--- Data in this exercise ---

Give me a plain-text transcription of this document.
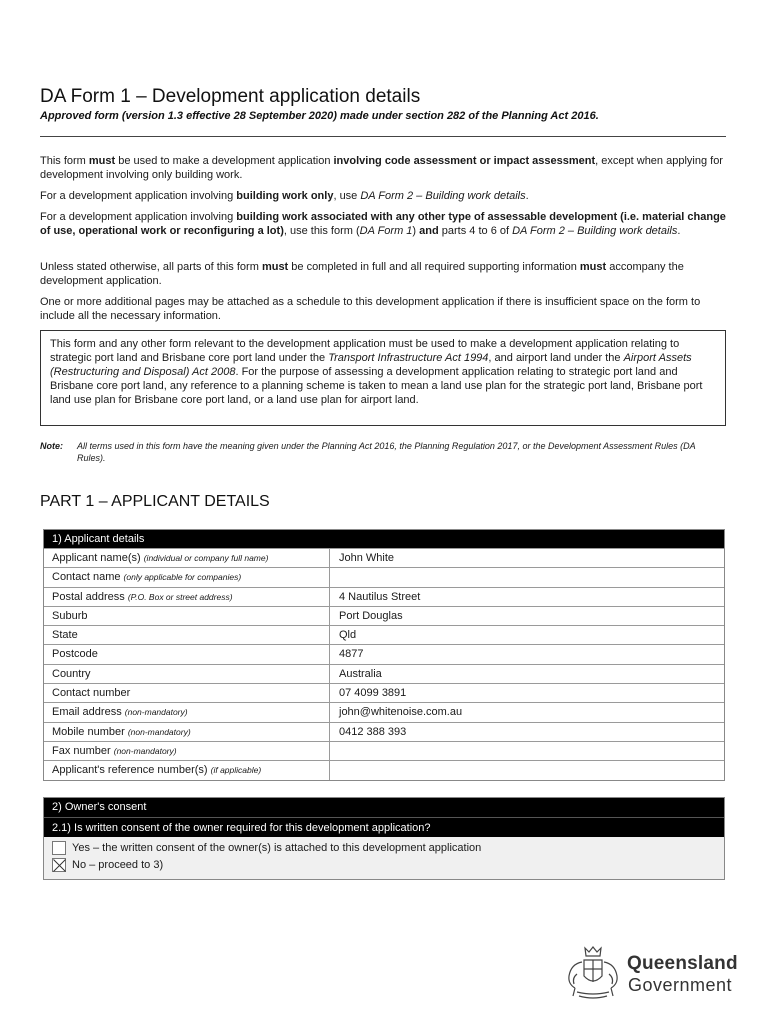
DA Form 1 – Development application details
Approved form (version 1.3 effective 28 September 2020) made under section 282 of the Planning Act 2016.
This form must be used to make a development application involving code assessment or impact assessment, except when applying for development involving only building work.
For a development application involving building work only, use DA Form 2 – Building work details.
For a development application involving building work associated with any other type of assessable development (i.e. material change of use, operational work or reconfiguring a lot), use this form (DA Form 1) and parts 4 to 6 of DA Form 2 – Building work details.
Unless stated otherwise, all parts of this form must be completed in full and all required supporting information must accompany the development application.
One or more additional pages may be attached as a schedule to this development application if there is insufficient space on the form to include all the necessary information.
This form and any other form relevant to the development application must be used to make a development application relating to strategic port land and Brisbane core port land under the Transport Infrastructure Act 1994, and airport land under the Airport Assets (Restructuring and Disposal) Act 2008. For the purpose of assessing a development application relating to strategic port land and Brisbane core port land, any reference to a planning scheme is taken to mean a land use plan for the strategic port land, Brisbane port land use plan for Brisbane core port land, or a land use plan for airport land.
Note: All terms used in this form have the meaning given under the Planning Act 2016, the Planning Regulation 2017, or the Development Assessment Rules (DA Rules).
PART 1 – APPLICANT DETAILS
1) Applicant details
Applicant name(s) (individual or company full name)	John White
Contact name (only applicable for companies)
Postal address (P.O. Box or street address)	4 Nautilus Street
Suburb	Port Douglas
State	Qld
Postcode	4877
Country	Australia
Contact number	07 4099 3891
Email address (non-mandatory)	john@whitenoise.com.au
Mobile number (non-mandatory)	0412 388 393
Fax number (non-mandatory)
Applicant's reference number(s) (if applicable)
2) Owner's consent
2.1) Is written consent of the owner required for this development application?
Yes – the written consent of the owner(s) is attached to this development application
No – proceed to 3)
Queensland
Government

---

- **What you are asked to do**
Return all lines with the word "required" in them.

- **Output for this task**
Unless stated otherwise, all parts of this form must be completed in full and all required supporting information must accompany the development application.
2.1) Is written consent of the owner required for this development application?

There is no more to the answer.